Data excerpts
____
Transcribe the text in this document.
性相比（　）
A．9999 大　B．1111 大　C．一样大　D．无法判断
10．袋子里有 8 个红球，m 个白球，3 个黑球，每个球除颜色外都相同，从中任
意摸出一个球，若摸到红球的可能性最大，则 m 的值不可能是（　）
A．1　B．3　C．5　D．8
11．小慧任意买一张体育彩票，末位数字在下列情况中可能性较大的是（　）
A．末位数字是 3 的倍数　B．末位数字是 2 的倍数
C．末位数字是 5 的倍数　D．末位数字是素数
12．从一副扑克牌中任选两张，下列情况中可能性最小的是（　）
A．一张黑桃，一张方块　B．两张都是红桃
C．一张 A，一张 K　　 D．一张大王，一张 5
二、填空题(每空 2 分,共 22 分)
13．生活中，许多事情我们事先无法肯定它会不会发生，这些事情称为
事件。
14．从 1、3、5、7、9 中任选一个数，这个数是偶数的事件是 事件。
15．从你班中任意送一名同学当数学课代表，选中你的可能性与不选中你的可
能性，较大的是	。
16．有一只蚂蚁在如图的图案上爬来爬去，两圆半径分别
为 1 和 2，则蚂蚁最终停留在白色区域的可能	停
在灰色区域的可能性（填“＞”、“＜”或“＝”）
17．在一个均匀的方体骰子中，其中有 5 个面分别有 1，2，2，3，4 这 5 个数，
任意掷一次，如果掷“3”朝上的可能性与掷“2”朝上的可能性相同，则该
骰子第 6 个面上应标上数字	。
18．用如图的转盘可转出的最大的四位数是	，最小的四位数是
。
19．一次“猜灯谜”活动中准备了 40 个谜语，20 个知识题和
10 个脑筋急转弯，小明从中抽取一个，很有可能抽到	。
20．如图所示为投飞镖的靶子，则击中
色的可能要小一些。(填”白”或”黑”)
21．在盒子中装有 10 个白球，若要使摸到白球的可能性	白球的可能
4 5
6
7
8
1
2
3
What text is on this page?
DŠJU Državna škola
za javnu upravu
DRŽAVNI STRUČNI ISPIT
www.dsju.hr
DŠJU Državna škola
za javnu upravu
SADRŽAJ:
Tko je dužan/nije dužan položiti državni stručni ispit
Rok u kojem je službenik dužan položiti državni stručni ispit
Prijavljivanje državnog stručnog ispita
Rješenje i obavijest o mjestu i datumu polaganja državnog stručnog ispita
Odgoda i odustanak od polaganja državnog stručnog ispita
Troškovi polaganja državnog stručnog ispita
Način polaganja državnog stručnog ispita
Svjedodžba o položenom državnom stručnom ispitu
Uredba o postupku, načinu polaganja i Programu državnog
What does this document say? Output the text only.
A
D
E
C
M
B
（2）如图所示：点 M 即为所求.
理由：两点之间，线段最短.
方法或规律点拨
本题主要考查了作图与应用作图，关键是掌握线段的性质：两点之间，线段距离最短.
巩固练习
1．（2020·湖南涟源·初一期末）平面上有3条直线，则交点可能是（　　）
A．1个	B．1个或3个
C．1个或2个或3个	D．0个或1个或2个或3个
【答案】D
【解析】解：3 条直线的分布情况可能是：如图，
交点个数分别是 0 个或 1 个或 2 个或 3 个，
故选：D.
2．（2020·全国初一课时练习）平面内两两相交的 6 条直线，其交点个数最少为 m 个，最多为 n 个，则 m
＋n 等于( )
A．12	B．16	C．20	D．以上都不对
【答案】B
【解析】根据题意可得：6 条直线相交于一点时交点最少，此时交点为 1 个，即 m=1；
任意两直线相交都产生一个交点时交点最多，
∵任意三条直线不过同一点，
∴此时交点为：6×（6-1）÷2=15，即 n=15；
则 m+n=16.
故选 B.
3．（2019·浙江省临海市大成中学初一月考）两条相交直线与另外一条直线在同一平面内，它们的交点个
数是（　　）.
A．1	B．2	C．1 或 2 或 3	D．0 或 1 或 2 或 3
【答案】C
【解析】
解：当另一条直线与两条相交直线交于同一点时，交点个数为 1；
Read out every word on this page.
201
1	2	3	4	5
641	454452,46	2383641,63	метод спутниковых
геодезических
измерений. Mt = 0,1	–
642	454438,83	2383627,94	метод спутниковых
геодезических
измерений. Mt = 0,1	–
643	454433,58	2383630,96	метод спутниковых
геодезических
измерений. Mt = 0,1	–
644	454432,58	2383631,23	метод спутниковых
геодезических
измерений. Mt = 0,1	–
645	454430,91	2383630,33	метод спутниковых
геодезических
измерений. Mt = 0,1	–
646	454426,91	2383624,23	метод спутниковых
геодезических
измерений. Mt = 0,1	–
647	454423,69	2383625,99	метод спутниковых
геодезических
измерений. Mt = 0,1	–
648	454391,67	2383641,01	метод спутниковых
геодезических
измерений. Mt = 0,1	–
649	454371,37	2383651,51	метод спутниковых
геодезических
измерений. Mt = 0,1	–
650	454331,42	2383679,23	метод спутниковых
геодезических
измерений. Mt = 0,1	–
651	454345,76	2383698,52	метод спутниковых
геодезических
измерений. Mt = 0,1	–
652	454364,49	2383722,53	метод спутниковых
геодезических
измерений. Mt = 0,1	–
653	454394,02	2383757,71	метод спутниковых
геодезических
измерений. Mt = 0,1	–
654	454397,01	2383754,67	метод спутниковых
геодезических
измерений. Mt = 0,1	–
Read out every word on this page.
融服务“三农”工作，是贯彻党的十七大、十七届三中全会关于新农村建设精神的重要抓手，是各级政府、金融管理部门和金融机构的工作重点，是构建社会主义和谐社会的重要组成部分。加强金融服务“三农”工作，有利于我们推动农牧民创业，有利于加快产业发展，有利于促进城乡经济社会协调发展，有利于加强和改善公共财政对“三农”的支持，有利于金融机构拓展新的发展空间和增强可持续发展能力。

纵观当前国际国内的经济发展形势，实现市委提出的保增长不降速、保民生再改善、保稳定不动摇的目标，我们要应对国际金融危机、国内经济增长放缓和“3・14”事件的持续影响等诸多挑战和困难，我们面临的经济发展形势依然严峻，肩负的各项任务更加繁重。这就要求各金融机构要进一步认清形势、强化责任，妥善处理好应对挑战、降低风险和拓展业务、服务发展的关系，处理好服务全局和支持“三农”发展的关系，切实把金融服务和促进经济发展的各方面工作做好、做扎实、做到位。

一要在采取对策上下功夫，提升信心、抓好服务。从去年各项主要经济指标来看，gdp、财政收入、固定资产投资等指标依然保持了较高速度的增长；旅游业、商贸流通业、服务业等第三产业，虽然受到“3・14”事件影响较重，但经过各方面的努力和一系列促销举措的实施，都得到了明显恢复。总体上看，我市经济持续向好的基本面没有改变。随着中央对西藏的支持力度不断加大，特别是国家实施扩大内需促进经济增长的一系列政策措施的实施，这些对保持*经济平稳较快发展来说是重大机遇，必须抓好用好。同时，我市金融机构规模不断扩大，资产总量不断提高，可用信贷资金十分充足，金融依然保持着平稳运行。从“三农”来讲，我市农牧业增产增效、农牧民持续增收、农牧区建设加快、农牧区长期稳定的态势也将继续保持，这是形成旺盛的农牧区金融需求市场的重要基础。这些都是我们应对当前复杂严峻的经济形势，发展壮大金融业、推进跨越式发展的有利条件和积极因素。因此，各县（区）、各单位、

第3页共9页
____
● Exercise instructions: Write out the listing once more, matching it exactly.

● Result of this exercise:
Transcribe the text in this document.
性相比（　）
A．9999 大　B．1111 大　C．一样大　D．无法判断
10．袋子里有 8 个红球，m 个白球，3 个黑球，每个球除颜色外都相同，从中任
意摸出一个球，若摸到红球的可能性最大，则 m 的值不可能是（　）
A．1　B．3　C．5　D．8
11．小慧任意买一张体育彩票，末位数字在下列情况中可能性较大的是（　）
A．末位数字是 3 的倍数　B．末位数字是 2 的倍数
C．末位数字是 5 的倍数　D．末位数字是素数
12．从一副扑克牌中任选两张，下列情况中可能性最小的是（　）
A．一张黑桃，一张方块　B．两张都是红桃
C．一张 A，一张 K　　 D．一张大王，一张 5
二、填空题(每空 2 分,共 22 分)
13．生活中，许多事情我们事先无法肯定它会不会发生，这些事情称为
事件。
14．从 1、3、5、7、9 中任选一个数，这个数是偶数的事件是 事件。
15．从你班中任意送一名同学当数学课代表，选中你的可能性与不选中你的可
能性，较大的是	。
16．有一只蚂蚁在如图的图案上爬来爬去，两圆半径分别
为 1 和 2，则蚂蚁最终停留在白色区域的可能	停
在灰色区域的可能性（填“＞”、“＜”或“＝”）
17．在一个均匀的方体骰子中，其中有 5 个面分别有 1，2，2，3，4 这 5 个数，
任意掷一次，如果掷“3”朝上的可能性与掷“2”朝上的可能性相同，则该
骰子第 6 个面上应标上数字	。
18．用如图的转盘可转出的最大的四位数是	，最小的四位数是
。
19．一次“猜灯谜”活动中准备了 40 个谜语，20 个知识题和
10 个脑筋急转弯，小明从中抽取一个，很有可能抽到	。
20．如图所示为投飞镖的靶子，则击中
色的可能要小一些。(填”白”或”黑”)
21．在盒子中装有 10 个白球，若要使摸到白球的可能性	白球的可能
4 5
6
7
8
1
2
3
What text is on this page?
DŠJU Državna škola
za javnu upravu
DRŽAVNI STRUČNI ISPIT
www.dsju.hr
DŠJU Državna škola
za javnu upravu
SADRŽAJ:
Tko je dužan/nije dužan položiti državni stručni ispit
Rok u kojem je službenik dužan položiti državni stručni ispit
Prijavljivanje državnog stručnog ispita
Rješenje i obavijest o mjestu i datumu polaganja državnog stručnog ispita
Odgoda i odustanak od polaganja državnog stručnog ispita
Troškovi polaganja državnog stručnog ispita
Način polaganja državnog stručnog ispita
Svjedodžba o položenom državnom stručnom ispitu
Uredba o postupku, načinu polaganja i Programu državnog
What does this document say? Output the text only.
A
D
E
C
M
B
（2）如图所示：点 M 即为所求.
理由：两点之间，线段最短.
方法或规律点拨
本题主要考查了作图与应用作图，关键是掌握线段的性质：两点之间，线段距离最短.
巩固练习
1．（2020·湖南涟源·初一期末）平面上有3条直线，则交点可能是（　　）
A．1个	B．1个或3个
C．1个或2个或3个	D．0个或1个或2个或3个
【答案】D
【解析】解：3 条直线的分布情况可能是：如图，
交点个数分别是 0 个或 1 个或 2 个或 3 个，
故选：D.
2．（2020·全国初一课时练习）平面内两两相交的 6 条直线，其交点个数最少为 m 个，最多为 n 个，则 m
＋n 等于( )
A．12	B．16	C．20	D．以上都不对
【答案】B
【解析】根据题意可得：6 条直线相交于一点时交点最少，此时交点为 1 个，即 m=1；
任意两直线相交都产生一个交点时交点最多，
∵任意三条直线不过同一点，
∴此时交点为：6×（6-1）÷2=15，即 n=15；
则 m+n=16.
故选 B.
3．（2019·浙江省临海市大成中学初一月考）两条相交直线与另外一条直线在同一平面内，它们的交点个
数是（　　）.
A．1	B．2	C．1 或 2 或 3	D．0 或 1 或 2 或 3
【答案】C
【解析】
解：当另一条直线与两条相交直线交于同一点时，交点个数为 1；
Read out every word on this page.
201
1	2	3	4	5
641	454452,46	2383641,63	метод спутниковых
геодезических
измерений. Mt = 0,1	–
642	454438,83	2383627,94	метод спутниковых
геодезических
измерений. Mt = 0,1	–
643	454433,58	2383630,96	метод спутниковых
геодезических
измерений. Mt = 0,1	–
644	454432,58	2383631,23	метод спутниковых
геодезических
измерений. Mt = 0,1	–
645	454430,91	2383630,33	метод спутниковых
геодезических
измерений. Mt = 0,1	–
646	454426,91	2383624,23	метод спутниковых
геодезических
измерений. Mt = 0,1	–
647	454423,69	2383625,99	метод спутниковых
геодезических
измерений. Mt = 0,1	–
648	454391,67	2383641,01	метод спутниковых
геодезических
измерений. Mt = 0,1	–
649	454371,37	2383651,51	метод спутниковых
геодезических
измерений. Mt = 0,1	–
650	454331,42	2383679,23	метод спутниковых
геодезических
измерений. Mt = 0,1	–
651	454345,76	2383698,52	метод спутниковых
геодезических
измерений. Mt = 0,1	–
652	454364,49	2383722,53	метод спутниковых
геодезических
измерений. Mt = 0,1	–
653	454394,02	2383757,71	метод спутниковых
геодезических
измерений. Mt = 0,1	–
654	454397,01	2383754,67	метод спутниковых
геодезических
измерений. Mt = 0,1	–
Read out every word on this page.
融服务“三农”工作，是贯彻党的十七大、十七届三中全会关于新农村建设精神的重要抓手，是各级政府、金融管理部门和金融机构的工作重点，是构建社会主义和谐社会的重要组成部分。加强金融服务“三农”工作，有利于我们推动农牧民创业，有利于加快产业发展，有利于促进城乡经济社会协调发展，有利于加强和改善公共财政对“三农”的支持，有利于金融机构拓展新的发展空间和增强可持续发展能力。

纵观当前国际国内的经济发展形势，实现市委提出的保增长不降速、保民生再改善、保稳定不动摇的目标，我们要应对国际金融危机、国内经济增长放缓和“3・14”事件的持续影响等诸多挑战和困难，我们面临的经济发展形势依然严峻，肩负的各项任务更加繁重。这就要求各金融机构要进一步认清形势、强化责任，妥善处理好应对挑战、降低风险和拓展业务、服务发展的关系，处理好服务全局和支持“三农”发展的关系，切实把金融服务和促进经济发展的各方面工作做好、做扎实、做到位。

一要在采取对策上下功夫，提升信心、抓好服务。从去年各项主要经济指标来看，gdp、财政收入、固定资产投资等指标依然保持了较高速度的增长；旅游业、商贸流通业、服务业等第三产业，虽然受到“3・14”事件影响较重，但经过各方面的努力和一系列促销举措的实施，都得到了明显恢复。总体上看，我市经济持续向好的基本面没有改变。随着中央对西藏的支持力度不断加大，特别是国家实施扩大内需促进经济增长的一系列政策措施的实施，这些对保持*经济平稳较快发展来说是重大机遇，必须抓好用好。同时，我市金融机构规模不断扩大，资产总量不断提高，可用信贷资金十分充足，金融依然保持着平稳运行。从“三农”来讲，我市农牧业增产增效、农牧民持续增收、农牧区建设加快、农牧区长期稳定的态势也将继续保持，这是形成旺盛的农牧区金融需求市场的重要基础。这些都是我们应对当前复杂严峻的经济形势，发展壮大金融业、推进跨越式发展的有利条件和积极因素。因此，各县（区）、各单位、

第3页共9页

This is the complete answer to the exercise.